### EXERCISE DESCRIPTION
Leave out the pictures and return every entry exactly as it appears.

Dataset items
● ● ●
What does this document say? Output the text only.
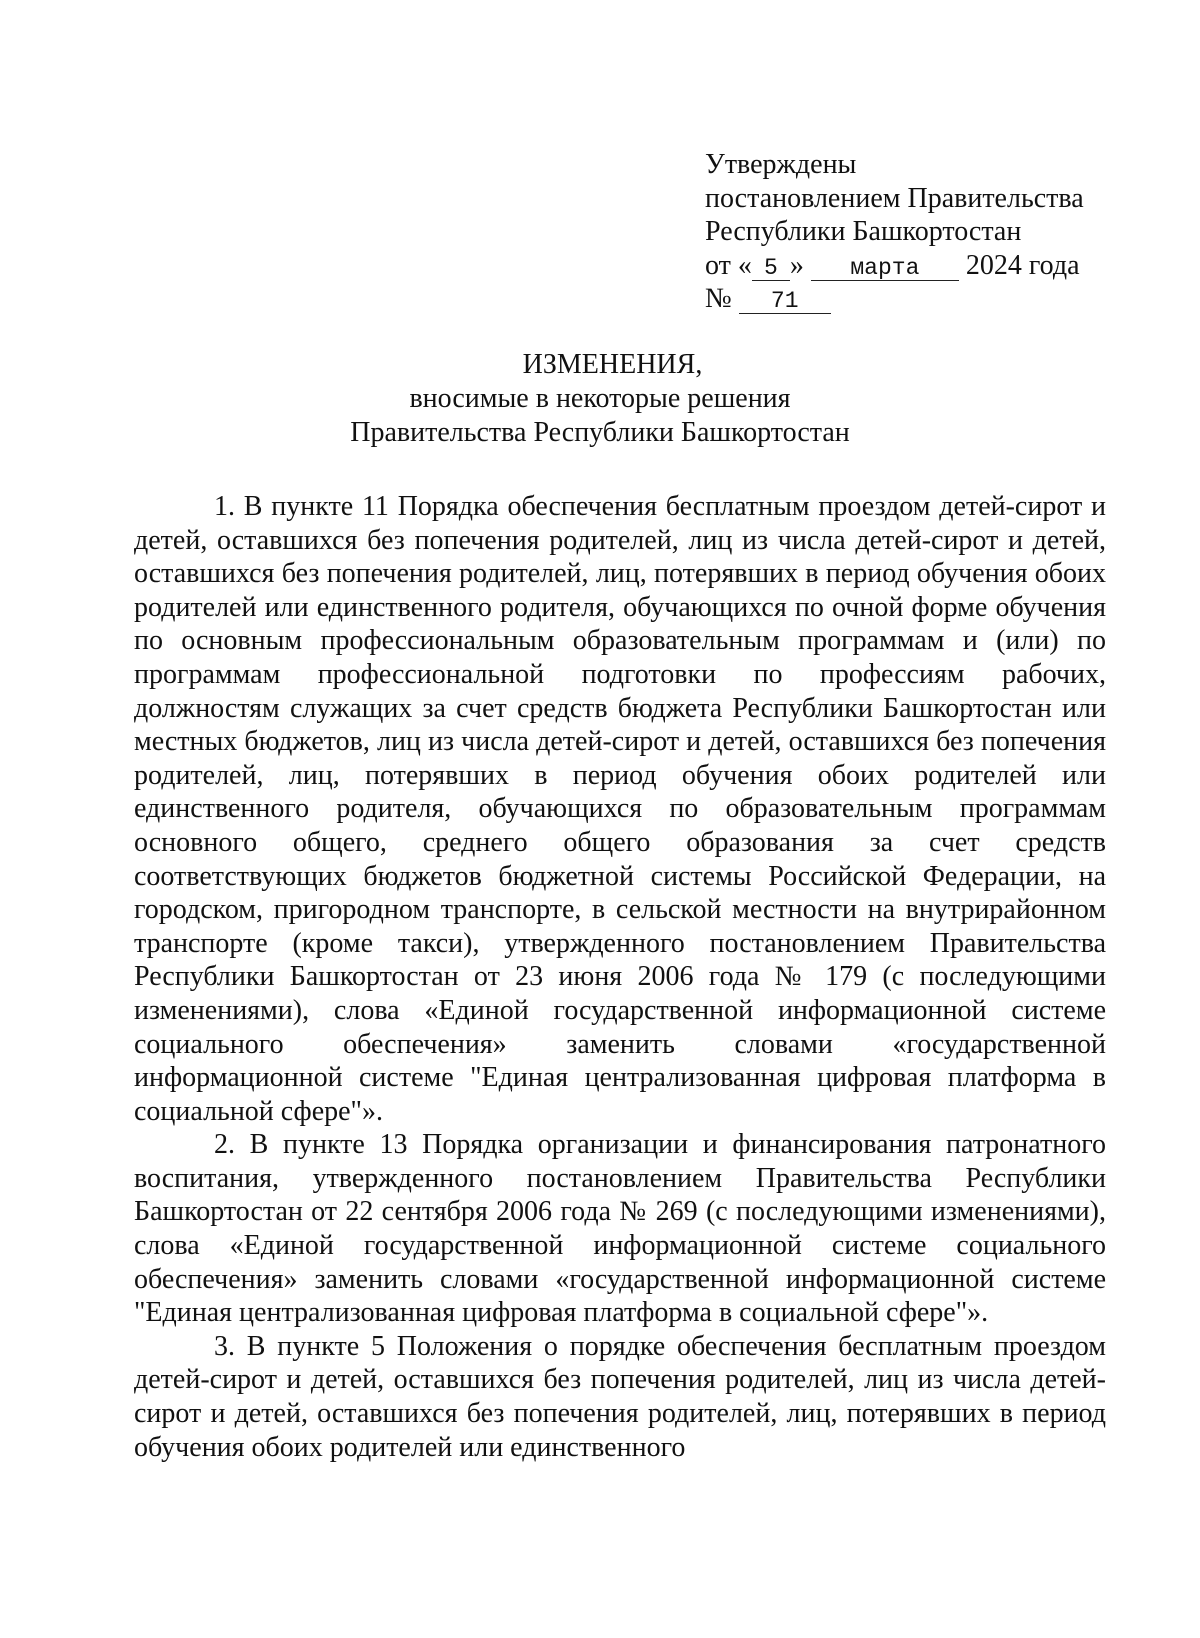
Утверждены
постановлением Правительства
Республики Башкортостан
от « 5 » марта 2024 года
№ 71
ИЗМЕНЕНИЯ,
вносимые в некоторые решения
Правительства Республики Башкортостан

1. В пункте 11 Порядка обеспечения бесплатным проездом детей-сирот и детей, оставшихся без попечения родителей, лиц из числа детей-сирот и детей, оставшихся без попечения родителей, лиц, потерявших в период обучения обоих родителей или единственного родителя, обучающихся по очной форме обучения по основным профессиональным образовательным программам и (или) по программам профессиональной подготовки по профессиям рабочих, должностям служащих за счет средств бюджета Республики Башкортостан или местных бюджетов, лиц из числа детей-сирот и детей, оставшихся без попечения родителей, лиц, потерявших в период обучения обоих родителей или единственного родителя, обучающихся по образовательным программам основного общего, среднего общего образования за счет средств соответствующих бюджетов бюджетной системы Российской Федерации, на городском, пригородном транспорте, в сельской местности на внутрирайонном транспорте (кроме такси), утвержденного постановлением Правительства Республики Башкортостан от 23 июня 2006 года № 179 (с последующими изменениями), слова «Единой государственной информационной системе социального обеспечения» заменить словами «государственной информационной системе "Единая централизованная цифровая платформа в социальной сфере"».

2. В пункте 13 Порядка организации и финансирования патронатного воспитания, утвержденного постановлением Правительства Республики Башкортостан от 22 сентября 2006 года № 269 (с последующими изменениями), слова «Единой государственной информационной системе социального обеспечения» заменить словами «государственной информационной системе "Единая централизованная цифровая платформа в социальной сфере"».

3. В пункте 5 Положения о порядке обеспечения бесплатным проездом детей-сирот и детей, оставшихся без попечения родителей, лиц из числа детей-сирот и детей, оставшихся без попечения родителей, лиц, потерявших в период обучения обоих родителей или единственного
● ● ●
### RESPONSE BELOW
What does this document say? Output the text only.
Утверждены
постановлением Правительства
Республики Башкортостан
от « 5 » марта 2024 года
№ 71
ИЗМЕНЕНИЯ,
вносимые в некоторые решения
Правительства Республики Башкортостан

1. В пункте 11 Порядка обеспечения бесплатным проездом детей-сирот и детей, оставшихся без попечения родителей, лиц из числа детей-сирот и детей, оставшихся без попечения родителей, лиц, потерявших в период обучения обоих родителей или единственного родителя, обучающихся по очной форме обучения по основным профессиональным образовательным программам и (или) по программам профессиональной подготовки по профессиям рабочих, должностям служащих за счет средств бюджета Республики Башкортостан или местных бюджетов, лиц из числа детей-сирот и детей, оставшихся без попечения родителей, лиц, потерявших в период обучения обоих родителей или единственного родителя, обучающихся по образовательным программам основного общего, среднего общего образования за счет средств соответствующих бюджетов бюджетной системы Российской Федерации, на городском, пригородном транспорте, в сельской местности на внутрирайонном транспорте (кроме такси), утвержденного постановлением Правительства Республики Башкортостан от 23 июня 2006 года № 179 (с последующими изменениями), слова «Единой государственной информационной системе социального обеспечения» заменить словами «государственной информационной системе "Единая централизованная цифровая платформа в социальной сфере"».

2. В пункте 13 Порядка организации и финансирования патронатного воспитания, утвержденного постановлением Правительства Республики Башкортостан от 22 сентября 2006 года № 269 (с последующими изменениями), слова «Единой государственной информационной системе социального обеспечения» заменить словами «государственной информационной системе "Единая централизованная цифровая платформа в социальной сфере"».

3. В пункте 5 Положения о порядке обеспечения бесплатным проездом детей-сирот и детей, оставшихся без попечения родителей, лиц из числа детей-сирот и детей, оставшихся без попечения родителей, лиц, потерявших в период обучения обоих родителей или единственного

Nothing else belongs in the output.